Required task — Show each line that has the string "Stænger" in it.
>> Begin Data for processing
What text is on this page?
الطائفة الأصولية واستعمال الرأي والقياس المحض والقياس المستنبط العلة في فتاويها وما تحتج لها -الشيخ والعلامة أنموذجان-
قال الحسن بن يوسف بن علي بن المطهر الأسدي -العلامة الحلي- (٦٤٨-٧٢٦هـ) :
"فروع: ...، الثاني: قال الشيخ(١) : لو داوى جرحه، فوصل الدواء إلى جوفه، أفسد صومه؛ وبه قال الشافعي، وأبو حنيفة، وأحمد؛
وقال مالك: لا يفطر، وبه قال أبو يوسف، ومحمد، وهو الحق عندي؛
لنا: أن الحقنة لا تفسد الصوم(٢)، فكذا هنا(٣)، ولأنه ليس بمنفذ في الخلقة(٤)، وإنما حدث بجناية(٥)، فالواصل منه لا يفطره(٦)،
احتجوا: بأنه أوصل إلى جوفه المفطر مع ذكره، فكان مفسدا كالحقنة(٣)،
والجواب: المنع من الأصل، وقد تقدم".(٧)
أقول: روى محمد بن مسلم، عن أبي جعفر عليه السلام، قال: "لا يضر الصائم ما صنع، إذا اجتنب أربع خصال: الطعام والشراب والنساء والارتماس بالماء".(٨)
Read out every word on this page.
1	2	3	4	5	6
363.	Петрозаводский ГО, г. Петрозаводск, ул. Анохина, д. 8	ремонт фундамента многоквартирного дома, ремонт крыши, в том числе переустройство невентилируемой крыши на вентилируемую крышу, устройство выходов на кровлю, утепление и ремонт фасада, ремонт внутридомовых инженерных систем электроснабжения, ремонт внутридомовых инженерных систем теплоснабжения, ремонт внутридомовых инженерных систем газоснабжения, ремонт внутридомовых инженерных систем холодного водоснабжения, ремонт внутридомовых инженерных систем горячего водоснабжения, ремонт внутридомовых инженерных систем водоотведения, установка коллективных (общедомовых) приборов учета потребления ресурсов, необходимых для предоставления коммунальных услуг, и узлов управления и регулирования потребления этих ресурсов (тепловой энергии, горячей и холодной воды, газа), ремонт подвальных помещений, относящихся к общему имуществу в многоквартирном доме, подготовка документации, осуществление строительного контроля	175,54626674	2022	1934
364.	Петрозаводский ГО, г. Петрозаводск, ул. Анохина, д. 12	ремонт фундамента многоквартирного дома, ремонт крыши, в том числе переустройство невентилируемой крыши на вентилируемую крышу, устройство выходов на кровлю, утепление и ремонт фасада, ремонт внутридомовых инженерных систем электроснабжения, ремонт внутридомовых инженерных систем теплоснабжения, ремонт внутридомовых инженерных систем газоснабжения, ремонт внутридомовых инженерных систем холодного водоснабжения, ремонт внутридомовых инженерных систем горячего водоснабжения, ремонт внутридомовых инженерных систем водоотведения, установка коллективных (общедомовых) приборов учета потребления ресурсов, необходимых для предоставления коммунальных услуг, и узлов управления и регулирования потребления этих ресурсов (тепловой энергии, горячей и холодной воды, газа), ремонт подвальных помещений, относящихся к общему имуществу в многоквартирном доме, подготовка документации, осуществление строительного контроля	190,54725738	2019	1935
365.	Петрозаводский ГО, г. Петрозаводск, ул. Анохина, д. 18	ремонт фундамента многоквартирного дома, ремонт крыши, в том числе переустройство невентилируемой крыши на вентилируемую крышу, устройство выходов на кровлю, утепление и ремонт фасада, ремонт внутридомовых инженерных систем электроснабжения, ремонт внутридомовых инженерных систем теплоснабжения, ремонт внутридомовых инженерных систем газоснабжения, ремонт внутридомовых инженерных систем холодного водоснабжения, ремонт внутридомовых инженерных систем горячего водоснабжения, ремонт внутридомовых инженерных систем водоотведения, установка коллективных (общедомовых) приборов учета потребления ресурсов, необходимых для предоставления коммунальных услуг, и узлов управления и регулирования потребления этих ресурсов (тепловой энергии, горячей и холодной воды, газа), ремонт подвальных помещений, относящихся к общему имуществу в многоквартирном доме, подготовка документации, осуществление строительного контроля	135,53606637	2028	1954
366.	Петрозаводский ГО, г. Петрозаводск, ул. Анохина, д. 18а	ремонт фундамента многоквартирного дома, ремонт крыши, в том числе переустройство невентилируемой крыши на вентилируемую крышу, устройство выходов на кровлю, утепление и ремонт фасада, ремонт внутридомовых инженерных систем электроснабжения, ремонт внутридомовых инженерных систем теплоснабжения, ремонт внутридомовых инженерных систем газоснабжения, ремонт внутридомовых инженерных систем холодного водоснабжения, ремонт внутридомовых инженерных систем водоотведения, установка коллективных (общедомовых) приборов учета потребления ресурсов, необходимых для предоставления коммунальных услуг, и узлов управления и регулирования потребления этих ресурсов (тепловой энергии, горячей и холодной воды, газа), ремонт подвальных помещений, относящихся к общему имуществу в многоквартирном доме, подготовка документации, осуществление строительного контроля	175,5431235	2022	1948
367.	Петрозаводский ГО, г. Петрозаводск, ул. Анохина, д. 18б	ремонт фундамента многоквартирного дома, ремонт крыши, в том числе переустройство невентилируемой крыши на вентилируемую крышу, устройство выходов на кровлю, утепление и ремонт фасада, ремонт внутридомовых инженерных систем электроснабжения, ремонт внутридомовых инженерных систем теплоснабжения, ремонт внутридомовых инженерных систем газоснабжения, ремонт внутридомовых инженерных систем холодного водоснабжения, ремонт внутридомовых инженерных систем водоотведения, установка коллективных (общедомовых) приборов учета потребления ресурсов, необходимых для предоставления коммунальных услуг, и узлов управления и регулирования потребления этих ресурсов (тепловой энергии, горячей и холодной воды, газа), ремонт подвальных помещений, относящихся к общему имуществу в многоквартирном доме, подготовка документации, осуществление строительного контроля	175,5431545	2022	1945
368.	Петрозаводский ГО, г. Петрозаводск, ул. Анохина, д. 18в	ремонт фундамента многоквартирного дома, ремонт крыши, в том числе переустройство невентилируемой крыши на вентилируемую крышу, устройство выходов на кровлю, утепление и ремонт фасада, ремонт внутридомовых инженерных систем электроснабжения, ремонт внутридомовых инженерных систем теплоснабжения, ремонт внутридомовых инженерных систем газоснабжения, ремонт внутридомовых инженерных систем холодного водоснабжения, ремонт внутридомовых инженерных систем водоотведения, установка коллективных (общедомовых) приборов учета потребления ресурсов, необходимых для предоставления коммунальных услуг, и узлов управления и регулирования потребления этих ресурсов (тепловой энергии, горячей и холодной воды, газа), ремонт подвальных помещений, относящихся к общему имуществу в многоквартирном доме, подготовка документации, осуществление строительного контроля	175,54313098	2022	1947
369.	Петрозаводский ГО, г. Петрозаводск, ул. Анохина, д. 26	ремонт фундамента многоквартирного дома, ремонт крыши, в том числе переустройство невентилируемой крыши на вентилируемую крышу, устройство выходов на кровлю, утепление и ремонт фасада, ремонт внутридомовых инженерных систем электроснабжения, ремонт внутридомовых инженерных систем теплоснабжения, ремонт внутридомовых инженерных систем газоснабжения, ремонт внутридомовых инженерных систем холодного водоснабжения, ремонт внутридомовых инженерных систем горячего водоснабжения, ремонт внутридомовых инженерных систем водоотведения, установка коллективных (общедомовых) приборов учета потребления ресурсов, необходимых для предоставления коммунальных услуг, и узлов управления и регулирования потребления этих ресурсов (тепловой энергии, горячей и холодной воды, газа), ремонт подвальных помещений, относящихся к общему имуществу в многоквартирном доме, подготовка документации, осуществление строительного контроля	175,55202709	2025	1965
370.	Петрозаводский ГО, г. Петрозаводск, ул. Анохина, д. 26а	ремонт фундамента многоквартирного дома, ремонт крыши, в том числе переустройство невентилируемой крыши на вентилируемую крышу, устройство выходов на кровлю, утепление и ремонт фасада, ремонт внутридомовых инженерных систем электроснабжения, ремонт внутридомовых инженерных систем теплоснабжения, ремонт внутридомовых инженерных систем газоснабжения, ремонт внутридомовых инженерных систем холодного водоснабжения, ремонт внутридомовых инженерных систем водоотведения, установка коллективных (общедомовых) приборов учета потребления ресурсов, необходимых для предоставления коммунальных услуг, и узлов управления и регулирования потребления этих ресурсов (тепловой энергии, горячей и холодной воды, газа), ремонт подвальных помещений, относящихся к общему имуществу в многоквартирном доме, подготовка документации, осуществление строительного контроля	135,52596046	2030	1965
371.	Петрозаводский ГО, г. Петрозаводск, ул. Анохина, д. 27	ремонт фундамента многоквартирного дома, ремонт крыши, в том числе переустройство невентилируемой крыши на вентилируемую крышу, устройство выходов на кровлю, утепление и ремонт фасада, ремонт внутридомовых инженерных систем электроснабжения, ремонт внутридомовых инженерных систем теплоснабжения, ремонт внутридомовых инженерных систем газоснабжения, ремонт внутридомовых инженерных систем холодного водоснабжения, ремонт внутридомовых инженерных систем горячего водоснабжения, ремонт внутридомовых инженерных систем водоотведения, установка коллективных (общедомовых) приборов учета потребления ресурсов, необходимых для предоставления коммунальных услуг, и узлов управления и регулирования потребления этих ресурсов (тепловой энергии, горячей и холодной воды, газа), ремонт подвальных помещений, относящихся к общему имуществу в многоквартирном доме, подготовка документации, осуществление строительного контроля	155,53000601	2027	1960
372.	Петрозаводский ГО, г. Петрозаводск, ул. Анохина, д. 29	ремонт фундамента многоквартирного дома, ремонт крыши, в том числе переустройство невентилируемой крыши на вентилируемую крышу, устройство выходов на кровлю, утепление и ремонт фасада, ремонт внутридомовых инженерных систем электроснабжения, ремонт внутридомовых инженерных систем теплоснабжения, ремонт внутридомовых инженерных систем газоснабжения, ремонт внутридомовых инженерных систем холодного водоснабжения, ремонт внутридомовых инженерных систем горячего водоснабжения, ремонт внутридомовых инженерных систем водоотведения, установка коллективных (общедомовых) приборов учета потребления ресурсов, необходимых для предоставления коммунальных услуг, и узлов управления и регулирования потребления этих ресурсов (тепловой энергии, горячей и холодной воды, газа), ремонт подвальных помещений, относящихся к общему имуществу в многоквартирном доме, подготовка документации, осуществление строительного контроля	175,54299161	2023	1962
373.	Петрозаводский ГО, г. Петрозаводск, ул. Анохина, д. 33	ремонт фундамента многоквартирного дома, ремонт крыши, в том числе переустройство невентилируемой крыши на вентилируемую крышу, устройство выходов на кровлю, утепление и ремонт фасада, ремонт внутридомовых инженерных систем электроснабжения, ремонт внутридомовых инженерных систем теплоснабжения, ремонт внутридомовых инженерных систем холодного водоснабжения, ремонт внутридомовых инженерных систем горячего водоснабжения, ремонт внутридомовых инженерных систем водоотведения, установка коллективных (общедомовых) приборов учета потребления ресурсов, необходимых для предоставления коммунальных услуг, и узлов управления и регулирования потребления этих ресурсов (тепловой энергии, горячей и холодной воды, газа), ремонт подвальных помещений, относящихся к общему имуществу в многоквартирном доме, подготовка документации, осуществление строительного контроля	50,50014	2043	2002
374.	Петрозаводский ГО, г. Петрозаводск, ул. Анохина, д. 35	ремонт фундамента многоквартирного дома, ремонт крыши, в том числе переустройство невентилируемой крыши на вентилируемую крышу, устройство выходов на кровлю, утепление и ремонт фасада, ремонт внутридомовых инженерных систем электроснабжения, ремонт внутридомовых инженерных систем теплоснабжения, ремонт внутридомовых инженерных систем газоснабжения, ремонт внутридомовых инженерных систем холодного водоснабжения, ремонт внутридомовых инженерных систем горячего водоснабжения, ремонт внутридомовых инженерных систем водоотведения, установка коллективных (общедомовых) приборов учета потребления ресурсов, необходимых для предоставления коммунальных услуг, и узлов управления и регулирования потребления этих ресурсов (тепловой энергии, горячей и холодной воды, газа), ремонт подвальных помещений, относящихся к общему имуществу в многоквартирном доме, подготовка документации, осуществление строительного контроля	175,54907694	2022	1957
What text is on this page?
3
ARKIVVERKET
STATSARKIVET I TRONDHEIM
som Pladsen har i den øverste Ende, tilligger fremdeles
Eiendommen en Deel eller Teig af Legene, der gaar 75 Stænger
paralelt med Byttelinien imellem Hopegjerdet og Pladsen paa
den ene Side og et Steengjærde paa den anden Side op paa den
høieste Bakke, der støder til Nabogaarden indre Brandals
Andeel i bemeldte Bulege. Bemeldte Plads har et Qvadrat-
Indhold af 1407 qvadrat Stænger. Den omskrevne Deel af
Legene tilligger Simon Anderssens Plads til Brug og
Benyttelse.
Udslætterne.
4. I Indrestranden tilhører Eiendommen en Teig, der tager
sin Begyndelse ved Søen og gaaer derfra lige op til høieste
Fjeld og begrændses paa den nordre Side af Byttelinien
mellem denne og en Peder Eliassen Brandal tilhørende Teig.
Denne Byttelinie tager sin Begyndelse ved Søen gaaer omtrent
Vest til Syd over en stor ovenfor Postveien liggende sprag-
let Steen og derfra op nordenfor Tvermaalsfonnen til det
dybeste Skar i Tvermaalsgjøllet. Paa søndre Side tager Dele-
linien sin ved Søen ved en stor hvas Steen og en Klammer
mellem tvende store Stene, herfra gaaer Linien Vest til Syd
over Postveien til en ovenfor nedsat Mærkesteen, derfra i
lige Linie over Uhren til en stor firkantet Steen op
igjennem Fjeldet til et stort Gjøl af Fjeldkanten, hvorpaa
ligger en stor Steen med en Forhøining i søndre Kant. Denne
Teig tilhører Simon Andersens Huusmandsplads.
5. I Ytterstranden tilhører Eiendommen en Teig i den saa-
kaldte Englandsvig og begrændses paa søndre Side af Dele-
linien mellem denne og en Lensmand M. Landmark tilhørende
>> End Data for processing
Solution for this task —
Eiendommen en Deel eller Teig af Legene, der gaar 75 Stænger
Indhold af 1407 qvadrat Stænger. Den omskrevne Deel af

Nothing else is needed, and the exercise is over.